>> Begin SUPPLIED MATERIAL

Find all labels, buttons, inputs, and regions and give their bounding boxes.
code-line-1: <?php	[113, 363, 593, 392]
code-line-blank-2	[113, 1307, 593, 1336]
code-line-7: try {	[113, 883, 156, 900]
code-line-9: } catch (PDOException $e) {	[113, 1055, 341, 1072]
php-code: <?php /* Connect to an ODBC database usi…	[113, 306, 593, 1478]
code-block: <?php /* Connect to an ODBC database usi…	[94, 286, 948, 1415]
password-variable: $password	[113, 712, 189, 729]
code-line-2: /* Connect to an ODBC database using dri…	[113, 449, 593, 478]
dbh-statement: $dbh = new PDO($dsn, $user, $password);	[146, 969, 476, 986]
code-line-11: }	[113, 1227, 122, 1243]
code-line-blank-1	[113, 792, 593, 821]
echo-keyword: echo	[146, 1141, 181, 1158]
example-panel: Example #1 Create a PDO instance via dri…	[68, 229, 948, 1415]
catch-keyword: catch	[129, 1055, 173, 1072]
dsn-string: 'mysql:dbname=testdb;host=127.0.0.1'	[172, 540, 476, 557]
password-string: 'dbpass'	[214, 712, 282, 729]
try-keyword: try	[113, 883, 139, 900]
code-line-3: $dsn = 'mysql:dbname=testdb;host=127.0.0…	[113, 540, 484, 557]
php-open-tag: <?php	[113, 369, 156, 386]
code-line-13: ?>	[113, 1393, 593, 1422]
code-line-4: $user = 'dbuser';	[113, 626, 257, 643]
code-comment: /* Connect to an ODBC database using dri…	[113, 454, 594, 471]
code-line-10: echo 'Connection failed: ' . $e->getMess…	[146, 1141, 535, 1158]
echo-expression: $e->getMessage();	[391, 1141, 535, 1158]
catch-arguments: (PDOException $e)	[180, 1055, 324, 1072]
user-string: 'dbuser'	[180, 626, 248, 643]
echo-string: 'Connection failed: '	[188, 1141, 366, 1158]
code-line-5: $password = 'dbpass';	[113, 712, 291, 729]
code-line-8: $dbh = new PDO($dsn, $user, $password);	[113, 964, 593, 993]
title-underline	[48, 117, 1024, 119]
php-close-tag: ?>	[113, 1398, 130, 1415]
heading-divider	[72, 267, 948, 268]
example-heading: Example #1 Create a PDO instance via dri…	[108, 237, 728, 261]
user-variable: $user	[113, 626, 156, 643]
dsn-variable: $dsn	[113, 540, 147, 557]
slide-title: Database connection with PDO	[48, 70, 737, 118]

>> End SUPPLIED MATERIAL

▶ [WORK INSTRUCTIONS] Return all of the entries above unchanged, line for line.

▶ [SOLUTION TO THIS PROBLEM]
Find all labels, buttons, inputs, and regions and give their bounding boxes.
code-line-1: <?php	[113, 363, 593, 392]
code-line-blank-2	[113, 1307, 593, 1336]
code-line-7: try {	[113, 883, 156, 900]
code-line-9: } catch (PDOException $e) {	[113, 1055, 341, 1072]
php-code: <?php /* Connect to an ODBC database usi…	[113, 306, 593, 1478]
code-block: <?php /* Connect to an ODBC database usi…	[94, 286, 948, 1415]
password-variable: $password	[113, 712, 189, 729]
code-line-2: /* Connect to an ODBC database using dri…	[113, 449, 593, 478]
dbh-statement: $dbh = new PDO($dsn, $user, $password);	[146, 969, 476, 986]
code-line-11: }	[113, 1227, 122, 1243]
code-line-blank-1	[113, 792, 593, 821]
echo-keyword: echo	[146, 1141, 181, 1158]
example-panel: Example #1 Create a PDO instance via dri…	[68, 229, 948, 1415]
catch-keyword: catch	[129, 1055, 173, 1072]
dsn-string: 'mysql:dbname=testdb;host=127.0.0.1'	[172, 540, 476, 557]
password-string: 'dbpass'	[214, 712, 282, 729]
try-keyword: try	[113, 883, 139, 900]
code-line-3: $dsn = 'mysql:dbname=testdb;host=127.0.0…	[113, 540, 484, 557]
php-open-tag: <?php	[113, 369, 156, 386]
code-line-13: ?>	[113, 1393, 593, 1422]
code-line-4: $user = 'dbuser';	[113, 626, 257, 643]
code-comment: /* Connect to an ODBC database using dri…	[113, 454, 594, 471]
code-line-10: echo 'Connection failed: ' . $e->getMess…	[146, 1141, 535, 1158]
echo-expression: $e->getMessage();	[391, 1141, 535, 1158]
catch-arguments: (PDOException $e)	[180, 1055, 324, 1072]
user-string: 'dbuser'	[180, 626, 248, 643]
echo-string: 'Connection failed: '	[188, 1141, 366, 1158]
code-line-5: $password = 'dbpass';	[113, 712, 291, 729]
code-line-8: $dbh = new PDO($dsn, $user, $password);	[113, 964, 593, 993]
title-underline	[48, 117, 1024, 119]
php-close-tag: ?>	[113, 1398, 130, 1415]
heading-divider	[72, 267, 948, 268]
example-heading: Example #1 Create a PDO instance via dri…	[108, 237, 728, 261]
user-variable: $user	[113, 626, 156, 643]
dsn-variable: $dsn	[113, 540, 147, 557]
slide-title: Database connection with PDO	[48, 70, 737, 118]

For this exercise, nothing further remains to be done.